What you have to do:
Word for word, set down the records and skip each picture.

• • •

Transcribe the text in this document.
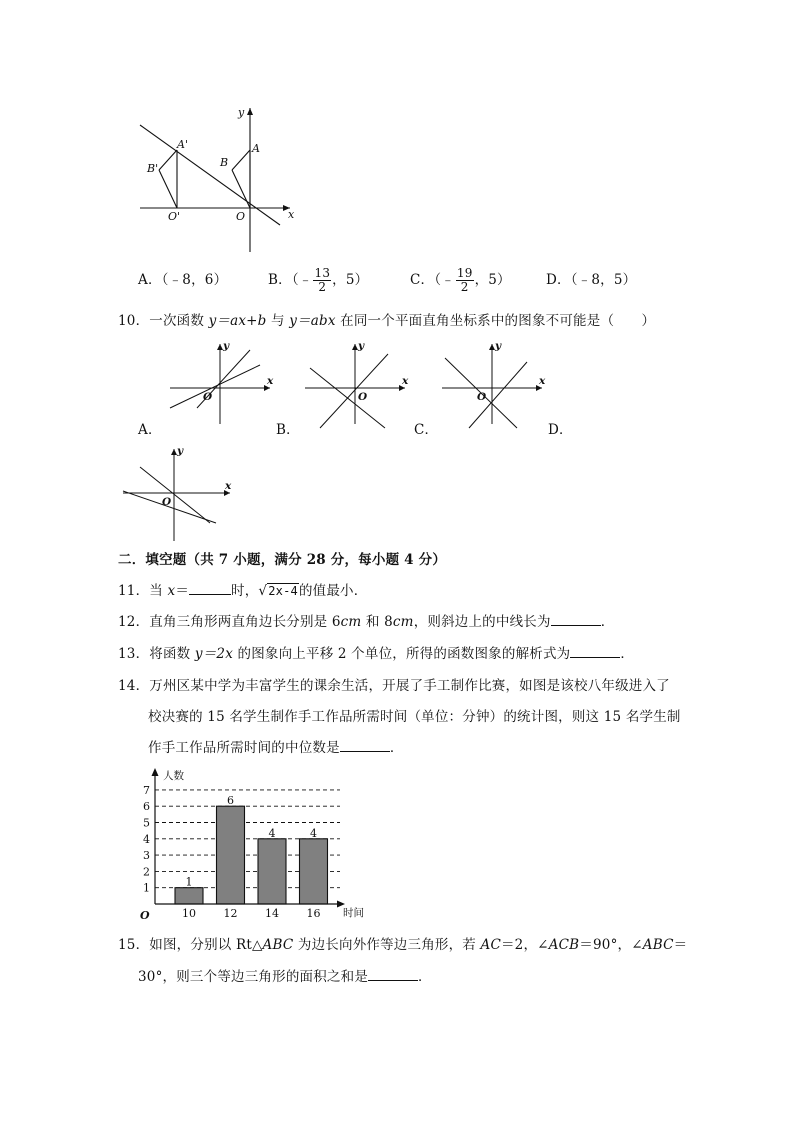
y
x
O
O'
A
A'
B
B'
A．（﹣8，6）	B．（﹣ $\frac{13}{2}$ ，5）	C．（﹣ $\frac{19}{2}$ ，5）	D．（﹣8，5）
10．一次函数 y＝ax+b 与 y＝abx 在同一个平面直角坐标系中的图象不可能是（　　）
y
x
O
A．
y
x
O
B．
y
x
O
C．	D．
y
x
O
二．填空题（共 7 小题，满分 28 分，每小题 4 分）
11．当 x＝	时，√2x-4的值最小．
12．直角三角形两直角边长分别是 6cm 和 8cm，则斜边上的中线长为	．
13．将函数 y＝2x 的图象向上平移 2 个单位，所得的函数图象的解析式为	．
14．万州区某中学为丰富学生的课余生活，开展了手工制作比赛，如图是该校八年级进入了
校决赛的 15 名学生制作手工作品所需时间（单位：分钟）的统计图，则这 15 名学生制
作手工作品所需时间的中位数是	．
1
2
3
4
5
6
7
1
10
6
12
4
14
4
16
人数
时间
O
15．如图，分别以 Rt△ABC 为边长向外作等边三角形，若 AC＝2，∠ACB＝90°，∠ABC＝
30°，则三个等边三角形的面积之和是	．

• • •

Solution to this task:
Transcribe the text in this document.
y
x
O
O'
A
A'
B
B'
A．（﹣8，6）	B．（﹣ $\frac{13}{2}$ ，5）	C．（﹣ $\frac{19}{2}$ ，5）	D．（﹣8，5）
10．一次函数 y＝ax+b 与 y＝abx 在同一个平面直角坐标系中的图象不可能是（　　）
y
x
O
A．
y
x
O
B．
y
x
O
C．	D．
y
x
O
二．填空题（共 7 小题，满分 28 分，每小题 4 分）
11．当 x＝	时，√2x-4的值最小．
12．直角三角形两直角边长分别是 6cm 和 8cm，则斜边上的中线长为	．
13．将函数 y＝2x 的图象向上平移 2 个单位，所得的函数图象的解析式为	．
14．万州区某中学为丰富学生的课余生活，开展了手工制作比赛，如图是该校八年级进入了
校决赛的 15 名学生制作手工作品所需时间（单位：分钟）的统计图，则这 15 名学生制
作手工作品所需时间的中位数是	．
1
2
3
4
5
6
7
1
10
6
12
4
14
4
16
人数
时间
O
15．如图，分别以 Rt△ABC 为边长向外作等边三角形，若 AC＝2，∠ACB＝90°，∠ABC＝
30°，则三个等边三角形的面积之和是	．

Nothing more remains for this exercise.